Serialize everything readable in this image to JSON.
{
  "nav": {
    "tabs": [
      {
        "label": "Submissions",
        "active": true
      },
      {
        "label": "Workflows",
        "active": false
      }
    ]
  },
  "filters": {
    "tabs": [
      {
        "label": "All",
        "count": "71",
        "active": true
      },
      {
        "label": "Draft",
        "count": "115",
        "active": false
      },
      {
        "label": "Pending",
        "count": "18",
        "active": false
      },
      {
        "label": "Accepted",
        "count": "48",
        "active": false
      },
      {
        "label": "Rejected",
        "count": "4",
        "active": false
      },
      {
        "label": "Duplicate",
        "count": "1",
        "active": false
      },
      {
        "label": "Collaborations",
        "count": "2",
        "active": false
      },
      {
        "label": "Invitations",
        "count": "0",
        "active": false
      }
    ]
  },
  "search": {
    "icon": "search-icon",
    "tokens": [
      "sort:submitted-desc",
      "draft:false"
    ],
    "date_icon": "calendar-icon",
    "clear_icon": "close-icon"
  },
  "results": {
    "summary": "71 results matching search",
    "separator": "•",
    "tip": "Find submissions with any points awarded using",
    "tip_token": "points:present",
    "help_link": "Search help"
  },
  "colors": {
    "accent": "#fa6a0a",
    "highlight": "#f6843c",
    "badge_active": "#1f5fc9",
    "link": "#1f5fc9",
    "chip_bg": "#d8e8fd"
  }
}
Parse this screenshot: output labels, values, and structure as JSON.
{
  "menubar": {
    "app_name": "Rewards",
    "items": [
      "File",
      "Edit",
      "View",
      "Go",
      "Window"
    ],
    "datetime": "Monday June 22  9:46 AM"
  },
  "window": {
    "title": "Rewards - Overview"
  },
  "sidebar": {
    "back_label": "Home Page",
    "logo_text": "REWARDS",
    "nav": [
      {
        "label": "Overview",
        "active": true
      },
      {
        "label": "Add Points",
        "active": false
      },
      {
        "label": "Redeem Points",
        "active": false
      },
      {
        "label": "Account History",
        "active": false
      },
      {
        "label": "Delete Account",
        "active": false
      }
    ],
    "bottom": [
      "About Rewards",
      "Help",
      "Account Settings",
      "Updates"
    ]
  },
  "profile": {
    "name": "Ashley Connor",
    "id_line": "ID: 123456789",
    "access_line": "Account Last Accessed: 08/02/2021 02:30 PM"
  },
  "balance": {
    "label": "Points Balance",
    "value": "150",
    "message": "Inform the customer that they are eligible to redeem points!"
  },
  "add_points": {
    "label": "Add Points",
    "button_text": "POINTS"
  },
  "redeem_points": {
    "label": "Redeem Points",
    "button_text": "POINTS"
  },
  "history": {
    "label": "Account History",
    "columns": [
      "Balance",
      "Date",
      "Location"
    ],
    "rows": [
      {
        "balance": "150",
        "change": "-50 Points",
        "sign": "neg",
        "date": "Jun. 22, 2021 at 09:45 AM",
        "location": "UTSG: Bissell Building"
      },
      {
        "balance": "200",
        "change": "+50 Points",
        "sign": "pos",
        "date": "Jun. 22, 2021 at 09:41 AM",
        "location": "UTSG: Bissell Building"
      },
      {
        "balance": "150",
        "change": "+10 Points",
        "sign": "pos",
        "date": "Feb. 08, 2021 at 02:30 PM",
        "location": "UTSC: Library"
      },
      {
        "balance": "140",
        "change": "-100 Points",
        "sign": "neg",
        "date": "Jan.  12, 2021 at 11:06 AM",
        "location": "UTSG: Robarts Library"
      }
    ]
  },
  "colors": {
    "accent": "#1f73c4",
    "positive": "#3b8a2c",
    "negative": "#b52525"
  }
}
::::::::
Given instruction:
Repeat the records above exactly.

Task answer:
Serialize everything readable in this image to JSON.
{
  "nav": {
    "tabs": [
      {
        "label": "Submissions",
        "active": true
      },
      {
        "label": "Workflows",
        "active": false
      }
    ]
  },
  "filters": {
    "tabs": [
      {
        "label": "All",
        "count": "71",
        "active": true
      },
      {
        "label": "Draft",
        "count": "115",
        "active": false
      },
      {
        "label": "Pending",
        "count": "18",
        "active": false
      },
      {
        "label": "Accepted",
        "count": "48",
        "active": false
      },
      {
        "label": "Rejected",
        "count": "4",
        "active": false
      },
      {
        "label": "Duplicate",
        "count": "1",
        "active": false
      },
      {
        "label": "Collaborations",
        "count": "2",
        "active": false
      },
      {
        "label": "Invitations",
        "count": "0",
        "active": false
      }
    ]
  },
  "search": {
    "icon": "search-icon",
    "tokens": [
      "sort:submitted-desc",
      "draft:false"
    ],
    "date_icon": "calendar-icon",
    "clear_icon": "close-icon"
  },
  "results": {
    "summary": "71 results matching search",
    "separator": "•",
    "tip": "Find submissions with any points awarded using",
    "tip_token": "points:present",
    "help_link": "Search help"
  },
  "colors": {
    "accent": "#fa6a0a",
    "highlight": "#f6843c",
    "badge_active": "#1f5fc9",
    "link": "#1f5fc9",
    "chip_bg": "#d8e8fd"
  }
}
Parse this screenshot: output labels, values, and structure as JSON.
{
  "menubar": {
    "app_name": "Rewards",
    "items": [
      "File",
      "Edit",
      "View",
      "Go",
      "Window"
    ],
    "datetime": "Monday June 22  9:46 AM"
  },
  "window": {
    "title": "Rewards - Overview"
  },
  "sidebar": {
    "back_label": "Home Page",
    "logo_text": "REWARDS",
    "nav": [
      {
        "label": "Overview",
        "active": true
      },
      {
        "label": "Add Points",
        "active": false
      },
      {
        "label": "Redeem Points",
        "active": false
      },
      {
        "label": "Account History",
        "active": false
      },
      {
        "label": "Delete Account",
        "active": false
      }
    ],
    "bottom": [
      "About Rewards",
      "Help",
      "Account Settings",
      "Updates"
    ]
  },
  "profile": {
    "name": "Ashley Connor",
    "id_line": "ID: 123456789",
    "access_line": "Account Last Accessed: 08/02/2021 02:30 PM"
  },
  "balance": {
    "label": "Points Balance",
    "value": "150",
    "message": "Inform the customer that they are eligible to redeem points!"
  },
  "add_points": {
    "label": "Add Points",
    "button_text": "POINTS"
  },
  "redeem_points": {
    "label": "Redeem Points",
    "button_text": "POINTS"
  },
  "history": {
    "label": "Account History",
    "columns": [
      "Balance",
      "Date",
      "Location"
    ],
    "rows": [
      {
        "balance": "150",
        "change": "-50 Points",
        "sign": "neg",
        "date": "Jun. 22, 2021 at 09:45 AM",
        "location": "UTSG: Bissell Building"
      },
      {
        "balance": "200",
        "change": "+50 Points",
        "sign": "pos",
        "date": "Jun. 22, 2021 at 09:41 AM",
        "location": "UTSG: Bissell Building"
      },
      {
        "balance": "150",
        "change": "+10 Points",
        "sign": "pos",
        "date": "Feb. 08, 2021 at 02:30 PM",
        "location": "UTSC: Library"
      },
      {
        "balance": "140",
        "change": "-100 Points",
        "sign": "neg",
        "date": "Jan.  12, 2021 at 11:06 AM",
        "location": "UTSG: Robarts Library"
      }
    ]
  },
  "colors": {
    "accent": "#1f73c4",
    "positive": "#3b8a2c",
    "negative": "#b52525"
  }
}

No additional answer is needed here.